-------- DATA SUPPLIED

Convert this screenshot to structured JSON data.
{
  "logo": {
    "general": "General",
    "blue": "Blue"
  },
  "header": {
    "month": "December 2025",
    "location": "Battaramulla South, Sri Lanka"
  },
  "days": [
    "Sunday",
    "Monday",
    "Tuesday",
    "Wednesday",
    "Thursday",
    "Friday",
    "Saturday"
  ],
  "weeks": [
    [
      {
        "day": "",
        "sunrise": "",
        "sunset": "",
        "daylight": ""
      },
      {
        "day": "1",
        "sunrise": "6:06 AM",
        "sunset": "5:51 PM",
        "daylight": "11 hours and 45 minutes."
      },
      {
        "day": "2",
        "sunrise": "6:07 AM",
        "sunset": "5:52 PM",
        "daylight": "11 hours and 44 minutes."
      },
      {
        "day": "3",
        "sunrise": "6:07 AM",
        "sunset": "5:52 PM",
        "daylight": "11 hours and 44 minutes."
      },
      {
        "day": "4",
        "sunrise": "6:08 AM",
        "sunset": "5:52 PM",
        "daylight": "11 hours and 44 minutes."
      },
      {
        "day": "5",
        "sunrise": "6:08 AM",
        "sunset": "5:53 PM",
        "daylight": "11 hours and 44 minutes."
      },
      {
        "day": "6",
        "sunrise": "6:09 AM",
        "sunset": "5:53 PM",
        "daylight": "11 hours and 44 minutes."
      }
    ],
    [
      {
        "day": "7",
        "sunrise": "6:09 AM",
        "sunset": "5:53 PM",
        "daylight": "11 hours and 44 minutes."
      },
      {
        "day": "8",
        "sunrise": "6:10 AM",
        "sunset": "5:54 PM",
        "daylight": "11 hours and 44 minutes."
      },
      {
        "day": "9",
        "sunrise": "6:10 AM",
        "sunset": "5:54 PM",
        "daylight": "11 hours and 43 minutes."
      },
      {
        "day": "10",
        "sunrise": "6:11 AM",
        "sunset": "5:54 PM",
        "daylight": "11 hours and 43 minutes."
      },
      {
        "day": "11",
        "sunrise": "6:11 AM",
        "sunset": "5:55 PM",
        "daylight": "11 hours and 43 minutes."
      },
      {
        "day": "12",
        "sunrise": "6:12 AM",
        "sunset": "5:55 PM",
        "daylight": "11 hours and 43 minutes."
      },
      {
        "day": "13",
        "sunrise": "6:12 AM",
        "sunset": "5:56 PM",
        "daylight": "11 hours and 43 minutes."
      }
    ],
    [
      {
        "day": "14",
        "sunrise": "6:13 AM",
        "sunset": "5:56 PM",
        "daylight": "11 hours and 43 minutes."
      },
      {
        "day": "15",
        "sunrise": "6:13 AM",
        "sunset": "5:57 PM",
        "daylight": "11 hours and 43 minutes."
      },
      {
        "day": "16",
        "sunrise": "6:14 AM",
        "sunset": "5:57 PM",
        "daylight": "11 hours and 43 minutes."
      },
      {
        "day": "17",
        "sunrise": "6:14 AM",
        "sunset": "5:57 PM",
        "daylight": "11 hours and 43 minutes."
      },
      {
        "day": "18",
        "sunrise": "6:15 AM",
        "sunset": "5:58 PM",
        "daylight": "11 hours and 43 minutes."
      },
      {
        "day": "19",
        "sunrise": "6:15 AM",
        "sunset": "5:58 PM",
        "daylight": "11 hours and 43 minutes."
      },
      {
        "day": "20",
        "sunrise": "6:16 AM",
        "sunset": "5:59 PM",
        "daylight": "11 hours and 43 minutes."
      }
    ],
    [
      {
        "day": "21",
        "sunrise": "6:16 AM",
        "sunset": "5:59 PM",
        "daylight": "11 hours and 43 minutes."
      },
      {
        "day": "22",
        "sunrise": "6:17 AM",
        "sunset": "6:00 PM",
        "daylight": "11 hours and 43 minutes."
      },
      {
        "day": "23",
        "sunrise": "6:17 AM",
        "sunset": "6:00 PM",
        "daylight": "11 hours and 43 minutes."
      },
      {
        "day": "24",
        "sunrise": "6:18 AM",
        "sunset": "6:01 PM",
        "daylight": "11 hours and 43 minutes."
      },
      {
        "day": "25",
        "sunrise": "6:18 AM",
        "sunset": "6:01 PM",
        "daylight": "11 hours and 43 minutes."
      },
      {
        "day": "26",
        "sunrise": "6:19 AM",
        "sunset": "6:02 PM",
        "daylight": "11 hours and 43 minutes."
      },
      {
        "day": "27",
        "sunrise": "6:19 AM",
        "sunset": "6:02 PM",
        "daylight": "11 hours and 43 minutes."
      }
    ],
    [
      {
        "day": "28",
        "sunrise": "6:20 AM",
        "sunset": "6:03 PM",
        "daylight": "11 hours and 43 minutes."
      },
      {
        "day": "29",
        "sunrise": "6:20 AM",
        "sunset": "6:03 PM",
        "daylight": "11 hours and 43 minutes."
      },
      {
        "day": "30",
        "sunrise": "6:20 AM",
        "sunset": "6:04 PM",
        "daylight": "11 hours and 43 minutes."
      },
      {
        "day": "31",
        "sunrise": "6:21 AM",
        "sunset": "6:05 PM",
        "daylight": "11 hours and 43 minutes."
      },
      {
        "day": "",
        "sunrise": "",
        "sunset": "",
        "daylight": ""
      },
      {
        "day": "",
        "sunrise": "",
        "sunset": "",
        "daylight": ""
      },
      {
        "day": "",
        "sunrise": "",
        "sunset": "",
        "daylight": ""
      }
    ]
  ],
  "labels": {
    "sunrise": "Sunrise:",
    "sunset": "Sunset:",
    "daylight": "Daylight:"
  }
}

----------------

■ **EXERCISE DESCRIPTION**:
Copy the data above in full, character for character.

■ **OUTPUT BELOW**:
Convert this screenshot to structured JSON data.
{
  "logo": {
    "general": "General",
    "blue": "Blue"
  },
  "header": {
    "month": "December 2025",
    "location": "Battaramulla South, Sri Lanka"
  },
  "days": [
    "Sunday",
    "Monday",
    "Tuesday",
    "Wednesday",
    "Thursday",
    "Friday",
    "Saturday"
  ],
  "weeks": [
    [
      {
        "day": "",
        "sunrise": "",
        "sunset": "",
        "daylight": ""
      },
      {
        "day": "1",
        "sunrise": "6:06 AM",
        "sunset": "5:51 PM",
        "daylight": "11 hours and 45 minutes."
      },
      {
        "day": "2",
        "sunrise": "6:07 AM",
        "sunset": "5:52 PM",
        "daylight": "11 hours and 44 minutes."
      },
      {
        "day": "3",
        "sunrise": "6:07 AM",
        "sunset": "5:52 PM",
        "daylight": "11 hours and 44 minutes."
      },
      {
        "day": "4",
        "sunrise": "6:08 AM",
        "sunset": "5:52 PM",
        "daylight": "11 hours and 44 minutes."
      },
      {
        "day": "5",
        "sunrise": "6:08 AM",
        "sunset": "5:53 PM",
        "daylight": "11 hours and 44 minutes."
      },
      {
        "day": "6",
        "sunrise": "6:09 AM",
        "sunset": "5:53 PM",
        "daylight": "11 hours and 44 minutes."
      }
    ],
    [
      {
        "day": "7",
        "sunrise": "6:09 AM",
        "sunset": "5:53 PM",
        "daylight": "11 hours and 44 minutes."
      },
      {
        "day": "8",
        "sunrise": "6:10 AM",
        "sunset": "5:54 PM",
        "daylight": "11 hours and 44 minutes."
      },
      {
        "day": "9",
        "sunrise": "6:10 AM",
        "sunset": "5:54 PM",
        "daylight": "11 hours and 43 minutes."
      },
      {
        "day": "10",
        "sunrise": "6:11 AM",
        "sunset": "5:54 PM",
        "daylight": "11 hours and 43 minutes."
      },
      {
        "day": "11",
        "sunrise": "6:11 AM",
        "sunset": "5:55 PM",
        "daylight": "11 hours and 43 minutes."
      },
      {
        "day": "12",
        "sunrise": "6:12 AM",
        "sunset": "5:55 PM",
        "daylight": "11 hours and 43 minutes."
      },
      {
        "day": "13",
        "sunrise": "6:12 AM",
        "sunset": "5:56 PM",
        "daylight": "11 hours and 43 minutes."
      }
    ],
    [
      {
        "day": "14",
        "sunrise": "6:13 AM",
        "sunset": "5:56 PM",
        "daylight": "11 hours and 43 minutes."
      },
      {
        "day": "15",
        "sunrise": "6:13 AM",
        "sunset": "5:57 PM",
        "daylight": "11 hours and 43 minutes."
      },
      {
        "day": "16",
        "sunrise": "6:14 AM",
        "sunset": "5:57 PM",
        "daylight": "11 hours and 43 minutes."
      },
      {
        "day": "17",
        "sunrise": "6:14 AM",
        "sunset": "5:57 PM",
        "daylight": "11 hours and 43 minutes."
      },
      {
        "day": "18",
        "sunrise": "6:15 AM",
        "sunset": "5:58 PM",
        "daylight": "11 hours and 43 minutes."
      },
      {
        "day": "19",
        "sunrise": "6:15 AM",
        "sunset": "5:58 PM",
        "daylight": "11 hours and 43 minutes."
      },
      {
        "day": "20",
        "sunrise": "6:16 AM",
        "sunset": "5:59 PM",
        "daylight": "11 hours and 43 minutes."
      }
    ],
    [
      {
        "day": "21",
        "sunrise": "6:16 AM",
        "sunset": "5:59 PM",
        "daylight": "11 hours and 43 minutes."
      },
      {
        "day": "22",
        "sunrise": "6:17 AM",
        "sunset": "6:00 PM",
        "daylight": "11 hours and 43 minutes."
      },
      {
        "day": "23",
        "sunrise": "6:17 AM",
        "sunset": "6:00 PM",
        "daylight": "11 hours and 43 minutes."
      },
      {
        "day": "24",
        "sunrise": "6:18 AM",
        "sunset": "6:01 PM",
        "daylight": "11 hours and 43 minutes."
      },
      {
        "day": "25",
        "sunrise": "6:18 AM",
        "sunset": "6:01 PM",
        "daylight": "11 hours and 43 minutes."
      },
      {
        "day": "26",
        "sunrise": "6:19 AM",
        "sunset": "6:02 PM",
        "daylight": "11 hours and 43 minutes."
      },
      {
        "day": "27",
        "sunrise": "6:19 AM",
        "sunset": "6:02 PM",
        "daylight": "11 hours and 43 minutes."
      }
    ],
    [
      {
        "day": "28",
        "sunrise": "6:20 AM",
        "sunset": "6:03 PM",
        "daylight": "11 hours and 43 minutes."
      },
      {
        "day": "29",
        "sunrise": "6:20 AM",
        "sunset": "6:03 PM",
        "daylight": "11 hours and 43 minutes."
      },
      {
        "day": "30",
        "sunrise": "6:20 AM",
        "sunset": "6:04 PM",
        "daylight": "11 hours and 43 minutes."
      },
      {
        "day": "31",
        "sunrise": "6:21 AM",
        "sunset": "6:05 PM",
        "daylight": "11 hours and 43 minutes."
      },
      {
        "day": "",
        "sunrise": "",
        "sunset": "",
        "daylight": ""
      },
      {
        "day": "",
        "sunrise": "",
        "sunset": "",
        "daylight": ""
      },
      {
        "day": "",
        "sunrise": "",
        "sunset": "",
        "daylight": ""
      }
    ]
  ],
  "labels": {
    "sunrise": "Sunrise:",
    "sunset": "Sunset:",
    "daylight": "Daylight:"
  }
}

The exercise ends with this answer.